Trabajo requerido:
Extrae sin ningún cambio las líneas que comienzan en la que contiene "colorbar-gradient: [283, 79, 305, 279]" y terminan en la que contiene "status-seq: Seq: 39: [367, 382, 415, 397]", ambas incluidas, y ninguna otra.
======== Líneas proporcionadas ========
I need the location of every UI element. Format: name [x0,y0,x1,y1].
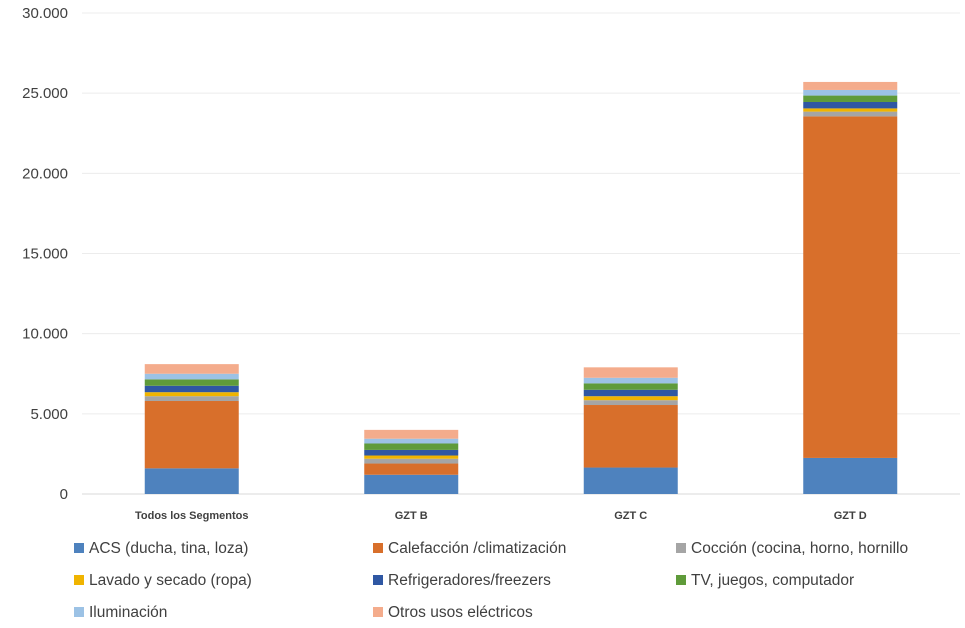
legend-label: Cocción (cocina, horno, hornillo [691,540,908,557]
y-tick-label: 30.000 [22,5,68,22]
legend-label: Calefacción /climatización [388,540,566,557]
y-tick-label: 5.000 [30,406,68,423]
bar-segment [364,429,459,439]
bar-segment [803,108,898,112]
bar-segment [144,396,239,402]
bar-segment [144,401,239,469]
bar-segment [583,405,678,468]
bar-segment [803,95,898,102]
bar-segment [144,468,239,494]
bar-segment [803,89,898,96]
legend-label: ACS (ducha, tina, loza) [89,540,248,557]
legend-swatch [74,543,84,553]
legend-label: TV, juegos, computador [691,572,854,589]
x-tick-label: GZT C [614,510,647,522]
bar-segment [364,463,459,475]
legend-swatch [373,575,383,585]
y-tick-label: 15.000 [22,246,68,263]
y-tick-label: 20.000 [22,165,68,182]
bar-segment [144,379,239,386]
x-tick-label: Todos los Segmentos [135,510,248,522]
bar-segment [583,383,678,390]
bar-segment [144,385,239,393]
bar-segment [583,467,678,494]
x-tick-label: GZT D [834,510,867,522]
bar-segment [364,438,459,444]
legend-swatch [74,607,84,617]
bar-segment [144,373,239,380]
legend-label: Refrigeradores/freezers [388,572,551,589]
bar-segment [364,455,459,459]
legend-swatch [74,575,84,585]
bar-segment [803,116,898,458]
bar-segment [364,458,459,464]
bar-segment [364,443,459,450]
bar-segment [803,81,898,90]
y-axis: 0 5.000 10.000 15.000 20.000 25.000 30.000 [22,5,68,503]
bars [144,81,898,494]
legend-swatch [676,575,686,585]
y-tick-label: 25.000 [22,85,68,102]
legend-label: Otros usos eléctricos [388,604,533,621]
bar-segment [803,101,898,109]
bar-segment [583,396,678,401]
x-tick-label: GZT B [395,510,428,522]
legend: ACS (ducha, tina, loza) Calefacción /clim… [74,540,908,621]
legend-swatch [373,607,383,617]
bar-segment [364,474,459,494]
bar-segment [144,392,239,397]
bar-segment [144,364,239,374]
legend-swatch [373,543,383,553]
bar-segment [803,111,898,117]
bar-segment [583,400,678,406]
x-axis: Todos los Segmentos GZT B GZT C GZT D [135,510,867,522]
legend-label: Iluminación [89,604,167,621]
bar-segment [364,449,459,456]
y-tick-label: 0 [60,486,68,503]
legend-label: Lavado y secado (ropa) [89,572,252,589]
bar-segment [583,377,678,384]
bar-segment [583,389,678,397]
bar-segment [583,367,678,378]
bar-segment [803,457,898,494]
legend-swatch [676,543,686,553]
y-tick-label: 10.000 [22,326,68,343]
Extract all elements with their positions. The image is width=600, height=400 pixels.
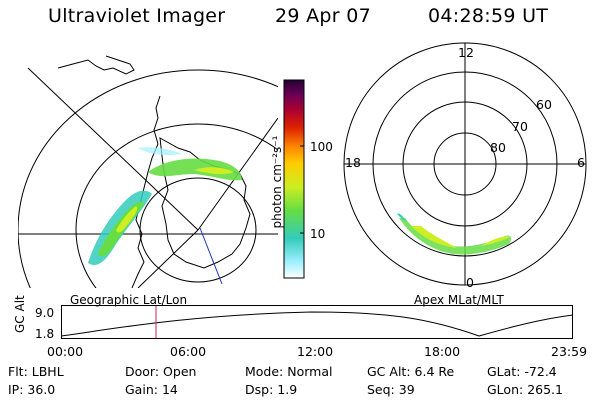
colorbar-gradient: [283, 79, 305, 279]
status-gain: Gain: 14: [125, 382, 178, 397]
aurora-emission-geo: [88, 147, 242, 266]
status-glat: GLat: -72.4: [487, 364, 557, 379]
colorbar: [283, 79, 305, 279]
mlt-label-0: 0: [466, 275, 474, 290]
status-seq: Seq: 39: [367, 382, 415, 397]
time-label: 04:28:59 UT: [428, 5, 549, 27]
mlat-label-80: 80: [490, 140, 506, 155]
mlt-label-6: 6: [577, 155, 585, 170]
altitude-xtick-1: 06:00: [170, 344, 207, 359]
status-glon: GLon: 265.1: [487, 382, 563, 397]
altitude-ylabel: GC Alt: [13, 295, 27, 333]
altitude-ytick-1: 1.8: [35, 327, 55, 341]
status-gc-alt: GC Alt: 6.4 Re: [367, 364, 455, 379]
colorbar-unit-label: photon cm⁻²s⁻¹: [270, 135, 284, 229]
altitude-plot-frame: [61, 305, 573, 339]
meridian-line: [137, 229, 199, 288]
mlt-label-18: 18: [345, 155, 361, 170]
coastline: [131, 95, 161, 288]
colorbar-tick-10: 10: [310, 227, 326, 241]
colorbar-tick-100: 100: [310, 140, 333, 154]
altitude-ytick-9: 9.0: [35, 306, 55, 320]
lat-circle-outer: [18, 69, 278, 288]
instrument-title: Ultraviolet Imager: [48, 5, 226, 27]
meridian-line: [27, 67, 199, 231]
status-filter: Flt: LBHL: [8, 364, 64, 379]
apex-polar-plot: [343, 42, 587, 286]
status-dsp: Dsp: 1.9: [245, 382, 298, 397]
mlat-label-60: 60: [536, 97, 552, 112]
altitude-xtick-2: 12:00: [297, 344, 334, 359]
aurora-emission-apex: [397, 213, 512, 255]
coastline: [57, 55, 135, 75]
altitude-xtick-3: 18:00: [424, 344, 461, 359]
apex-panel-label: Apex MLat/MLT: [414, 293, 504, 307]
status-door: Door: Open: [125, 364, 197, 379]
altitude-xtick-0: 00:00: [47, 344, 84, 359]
========
Respuesta del ejercicio:
colorbar-gradient: [283, 79, 305, 279]
status-gain: Gain: 14: [125, 382, 178, 397]
aurora-emission-geo: [88, 147, 242, 266]
status-glat: GLat: -72.4: [487, 364, 557, 379]
colorbar: [283, 79, 305, 279]
mlt-label-0: 0: [466, 275, 474, 290]
status-seq: Seq: 39: [367, 382, 415, 397]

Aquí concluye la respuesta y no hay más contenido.